(Records that describe figures)
☆ ☆ ☆ ☆

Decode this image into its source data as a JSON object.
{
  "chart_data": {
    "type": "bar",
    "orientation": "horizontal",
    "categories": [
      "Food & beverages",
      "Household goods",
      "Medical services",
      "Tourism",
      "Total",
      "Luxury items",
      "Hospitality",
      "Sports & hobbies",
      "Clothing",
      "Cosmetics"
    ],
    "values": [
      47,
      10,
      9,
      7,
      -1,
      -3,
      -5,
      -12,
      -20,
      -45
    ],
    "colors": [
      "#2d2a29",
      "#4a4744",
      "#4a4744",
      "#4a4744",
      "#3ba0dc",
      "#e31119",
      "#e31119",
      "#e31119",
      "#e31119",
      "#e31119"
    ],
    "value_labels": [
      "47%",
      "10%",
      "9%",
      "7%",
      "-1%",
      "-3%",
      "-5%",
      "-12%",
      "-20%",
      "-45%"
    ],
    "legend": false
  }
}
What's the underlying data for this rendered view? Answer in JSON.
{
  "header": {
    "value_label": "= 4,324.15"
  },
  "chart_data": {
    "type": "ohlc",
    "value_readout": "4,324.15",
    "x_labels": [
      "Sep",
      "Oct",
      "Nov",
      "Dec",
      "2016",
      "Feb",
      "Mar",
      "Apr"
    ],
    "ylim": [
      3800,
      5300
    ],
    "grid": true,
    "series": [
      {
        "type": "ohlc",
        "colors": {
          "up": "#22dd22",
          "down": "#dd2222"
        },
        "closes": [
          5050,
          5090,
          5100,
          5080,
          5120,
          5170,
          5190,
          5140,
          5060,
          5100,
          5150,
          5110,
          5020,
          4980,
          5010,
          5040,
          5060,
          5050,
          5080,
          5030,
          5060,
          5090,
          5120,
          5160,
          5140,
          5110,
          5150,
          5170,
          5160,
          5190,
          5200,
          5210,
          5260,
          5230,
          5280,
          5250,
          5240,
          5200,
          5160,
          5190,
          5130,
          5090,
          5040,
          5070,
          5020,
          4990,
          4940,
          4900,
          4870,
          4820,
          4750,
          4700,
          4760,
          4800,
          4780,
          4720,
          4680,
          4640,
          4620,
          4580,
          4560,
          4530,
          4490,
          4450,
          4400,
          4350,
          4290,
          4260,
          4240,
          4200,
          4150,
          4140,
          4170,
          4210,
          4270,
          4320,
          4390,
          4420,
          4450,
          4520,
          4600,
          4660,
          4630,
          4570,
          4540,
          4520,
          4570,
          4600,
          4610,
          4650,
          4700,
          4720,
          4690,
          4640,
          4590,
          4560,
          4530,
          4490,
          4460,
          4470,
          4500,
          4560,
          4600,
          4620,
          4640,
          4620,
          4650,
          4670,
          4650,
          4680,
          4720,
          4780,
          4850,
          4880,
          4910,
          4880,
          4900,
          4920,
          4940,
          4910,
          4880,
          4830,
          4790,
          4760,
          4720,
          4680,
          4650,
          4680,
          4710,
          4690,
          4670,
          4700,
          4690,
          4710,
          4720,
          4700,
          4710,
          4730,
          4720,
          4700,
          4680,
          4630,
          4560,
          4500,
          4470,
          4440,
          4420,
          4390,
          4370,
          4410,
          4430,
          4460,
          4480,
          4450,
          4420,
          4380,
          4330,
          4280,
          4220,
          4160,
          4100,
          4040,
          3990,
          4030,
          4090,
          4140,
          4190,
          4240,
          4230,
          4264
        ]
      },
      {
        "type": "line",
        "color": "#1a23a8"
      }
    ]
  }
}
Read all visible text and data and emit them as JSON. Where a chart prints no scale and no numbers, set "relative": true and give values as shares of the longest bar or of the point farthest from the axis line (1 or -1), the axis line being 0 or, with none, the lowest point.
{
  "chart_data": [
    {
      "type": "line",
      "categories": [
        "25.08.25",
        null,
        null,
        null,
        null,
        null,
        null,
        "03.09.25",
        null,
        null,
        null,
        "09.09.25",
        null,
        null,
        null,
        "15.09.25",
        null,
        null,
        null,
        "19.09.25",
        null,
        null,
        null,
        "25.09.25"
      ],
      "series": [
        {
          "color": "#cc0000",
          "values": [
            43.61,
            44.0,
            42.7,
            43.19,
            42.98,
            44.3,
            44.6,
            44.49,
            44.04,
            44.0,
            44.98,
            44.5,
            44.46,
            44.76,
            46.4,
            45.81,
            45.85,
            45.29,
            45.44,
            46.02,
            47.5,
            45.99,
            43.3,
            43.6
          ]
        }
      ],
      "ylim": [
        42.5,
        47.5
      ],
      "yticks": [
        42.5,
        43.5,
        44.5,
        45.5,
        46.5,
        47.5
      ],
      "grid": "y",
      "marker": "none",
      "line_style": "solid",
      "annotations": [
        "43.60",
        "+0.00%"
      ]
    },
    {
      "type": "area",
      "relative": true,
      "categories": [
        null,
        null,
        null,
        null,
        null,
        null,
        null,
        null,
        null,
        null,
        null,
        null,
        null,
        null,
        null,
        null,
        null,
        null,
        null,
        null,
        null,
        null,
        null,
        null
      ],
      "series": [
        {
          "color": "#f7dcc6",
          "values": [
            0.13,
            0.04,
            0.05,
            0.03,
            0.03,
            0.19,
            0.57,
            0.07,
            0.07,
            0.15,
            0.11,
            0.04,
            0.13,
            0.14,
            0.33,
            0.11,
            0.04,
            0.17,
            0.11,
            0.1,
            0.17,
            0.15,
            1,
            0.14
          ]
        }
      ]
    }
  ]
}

☆ ☆ ☆ ☆

Task details =>
Every line of the records above needs to be given again exactly.

Solution for this exercise =>
Decode this image into its source data as a JSON object.
{
  "chart_data": {
    "type": "bar",
    "orientation": "horizontal",
    "categories": [
      "Food & beverages",
      "Household goods",
      "Medical services",
      "Tourism",
      "Total",
      "Luxury items",
      "Hospitality",
      "Sports & hobbies",
      "Clothing",
      "Cosmetics"
    ],
    "values": [
      47,
      10,
      9,
      7,
      -1,
      -3,
      -5,
      -12,
      -20,
      -45
    ],
    "colors": [
      "#2d2a29",
      "#4a4744",
      "#4a4744",
      "#4a4744",
      "#3ba0dc",
      "#e31119",
      "#e31119",
      "#e31119",
      "#e31119",
      "#e31119"
    ],
    "value_labels": [
      "47%",
      "10%",
      "9%",
      "7%",
      "-1%",
      "-3%",
      "-5%",
      "-12%",
      "-20%",
      "-45%"
    ],
    "legend": false
  }
}
What's the underlying data for this rendered view? Answer in JSON.
{
  "header": {
    "value_label": "= 4,324.15"
  },
  "chart_data": {
    "type": "ohlc",
    "value_readout": "4,324.15",
    "x_labels": [
      "Sep",
      "Oct",
      "Nov",
      "Dec",
      "2016",
      "Feb",
      "Mar",
      "Apr"
    ],
    "ylim": [
      3800,
      5300
    ],
    "grid": true,
    "series": [
      {
        "type": "ohlc",
        "colors": {
          "up": "#22dd22",
          "down": "#dd2222"
        },
        "closes": [
          5050,
          5090,
          5100,
          5080,
          5120,
          5170,
          5190,
          5140,
          5060,
          5100,
          5150,
          5110,
          5020,
          4980,
          5010,
          5040,
          5060,
          5050,
          5080,
          5030,
          5060,
          5090,
          5120,
          5160,
          5140,
          5110,
          5150,
          5170,
          5160,
          5190,
          5200,
          5210,
          5260,
          5230,
          5280,
          5250,
          5240,
          5200,
          5160,
          5190,
          5130,
          5090,
          5040,
          5070,
          5020,
          4990,
          4940,
          4900,
          4870,
          4820,
          4750,
          4700,
          4760,
          4800,
          4780,
          4720,
          4680,
          4640,
          4620,
          4580,
          4560,
          4530,
          4490,
          4450,
          4400,
          4350,
          4290,
          4260,
          4240,
          4200,
          4150,
          4140,
          4170,
          4210,
          4270,
          4320,
          4390,
          4420,
          4450,
          4520,
          4600,
          4660,
          4630,
          4570,
          4540,
          4520,
          4570,
          4600,
          4610,
          4650,
          4700,
          4720,
          4690,
          4640,
          4590,
          4560,
          4530,
          4490,
          4460,
          4470,
          4500,
          4560,
          4600,
          4620,
          4640,
          4620,
          4650,
          4670,
          4650,
          4680,
          4720,
          4780,
          4850,
          4880,
          4910,
          4880,
          4900,
          4920,
          4940,
          4910,
          4880,
          4830,
          4790,
          4760,
          4720,
          4680,
          4650,
          4680,
          4710,
          4690,
          4670,
          4700,
          4690,
          4710,
          4720,
          4700,
          4710,
          4730,
          4720,
          4700,
          4680,
          4630,
          4560,
          4500,
          4470,
          4440,
          4420,
          4390,
          4370,
          4410,
          4430,
          4460,
          4480,
          4450,
          4420,
          4380,
          4330,
          4280,
          4220,
          4160,
          4100,
          4040,
          3990,
          4030,
          4090,
          4140,
          4190,
          4240,
          4230,
          4264
        ]
      },
      {
        "type": "line",
        "color": "#1a23a8"
      }
    ]
  }
}
Read all visible text and data and emit them as JSON. Where a chart prints no scale and no numbers, set "relative": true and give values as shares of the longest bar or of the point farthest from the axis line (1 or -1), the axis line being 0 or, with none, the lowest point.
{
  "chart_data": [
    {
      "type": "line",
      "categories": [
        "25.08.25",
        null,
        null,
        null,
        null,
        null,
        null,
        "03.09.25",
        null,
        null,
        null,
        "09.09.25",
        null,
        null,
        null,
        "15.09.25",
        null,
        null,
        null,
        "19.09.25",
        null,
        null,
        null,
        "25.09.25"
      ],
      "series": [
        {
          "color": "#cc0000",
          "values": [
            43.61,
            44.0,
            42.7,
            43.19,
            42.98,
            44.3,
            44.6,
            44.49,
            44.04,
            44.0,
            44.98,
            44.5,
            44.46,
            44.76,
            46.4,
            45.81,
            45.85,
            45.29,
            45.44,
            46.02,
            47.5,
            45.99,
            43.3,
            43.6
          ]
        }
      ],
      "ylim": [
        42.5,
        47.5
      ],
      "yticks": [
        42.5,
        43.5,
        44.5,
        45.5,
        46.5,
        47.5
      ],
      "grid": "y",
      "marker": "none",
      "line_style": "solid",
      "annotations": [
        "43.60",
        "+0.00%"
      ]
    },
    {
      "type": "area",
      "relative": true,
      "categories": [
        null,
        null,
        null,
        null,
        null,
        null,
        null,
        null,
        null,
        null,
        null,
        null,
        null,
        null,
        null,
        null,
        null,
        null,
        null,
        null,
        null,
        null,
        null,
        null
      ],
      "series": [
        {
          "color": "#f7dcc6",
          "values": [
            0.13,
            0.04,
            0.05,
            0.03,
            0.03,
            0.19,
            0.57,
            0.07,
            0.07,
            0.15,
            0.11,
            0.04,
            0.13,
            0.14,
            0.33,
            0.11,
            0.04,
            0.17,
            0.11,
            0.1,
            0.17,
            0.15,
            1,
            0.14
          ]
        }
      ]
    }
  ]
}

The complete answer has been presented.